> WORK TO BE COMPLETED: Tell how many lines in the data below hold the string "Hosted"; give nothing but the number.

Collected data entries:
──────────────────────────────
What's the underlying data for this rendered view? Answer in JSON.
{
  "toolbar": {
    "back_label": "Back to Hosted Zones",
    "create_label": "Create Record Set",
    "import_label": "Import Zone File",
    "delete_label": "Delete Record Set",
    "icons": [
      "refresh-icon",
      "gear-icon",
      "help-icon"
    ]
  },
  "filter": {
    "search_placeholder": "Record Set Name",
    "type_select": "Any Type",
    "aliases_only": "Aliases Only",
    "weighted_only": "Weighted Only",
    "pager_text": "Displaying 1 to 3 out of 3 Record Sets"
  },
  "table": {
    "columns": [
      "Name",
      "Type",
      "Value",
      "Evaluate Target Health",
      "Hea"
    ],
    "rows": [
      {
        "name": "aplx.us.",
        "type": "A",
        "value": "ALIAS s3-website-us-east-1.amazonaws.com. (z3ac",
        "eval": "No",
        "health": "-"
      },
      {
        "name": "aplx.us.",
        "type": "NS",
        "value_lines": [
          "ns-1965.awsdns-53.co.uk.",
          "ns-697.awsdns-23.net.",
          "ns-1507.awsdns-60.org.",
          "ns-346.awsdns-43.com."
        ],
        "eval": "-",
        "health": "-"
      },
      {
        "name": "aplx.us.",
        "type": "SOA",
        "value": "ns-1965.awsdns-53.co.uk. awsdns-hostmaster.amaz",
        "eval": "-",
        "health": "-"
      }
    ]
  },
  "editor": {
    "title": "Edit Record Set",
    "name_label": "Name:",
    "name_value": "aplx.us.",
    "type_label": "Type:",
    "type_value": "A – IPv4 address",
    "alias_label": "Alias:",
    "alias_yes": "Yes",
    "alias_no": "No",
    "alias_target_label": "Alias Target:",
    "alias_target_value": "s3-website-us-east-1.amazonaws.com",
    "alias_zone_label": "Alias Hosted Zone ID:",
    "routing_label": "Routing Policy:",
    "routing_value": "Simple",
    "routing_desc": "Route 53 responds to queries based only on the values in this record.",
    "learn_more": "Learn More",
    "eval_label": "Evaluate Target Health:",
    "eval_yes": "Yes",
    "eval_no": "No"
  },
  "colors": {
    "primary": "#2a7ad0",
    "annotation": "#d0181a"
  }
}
──────────────────────────────
> EXERCISE RESULT: 2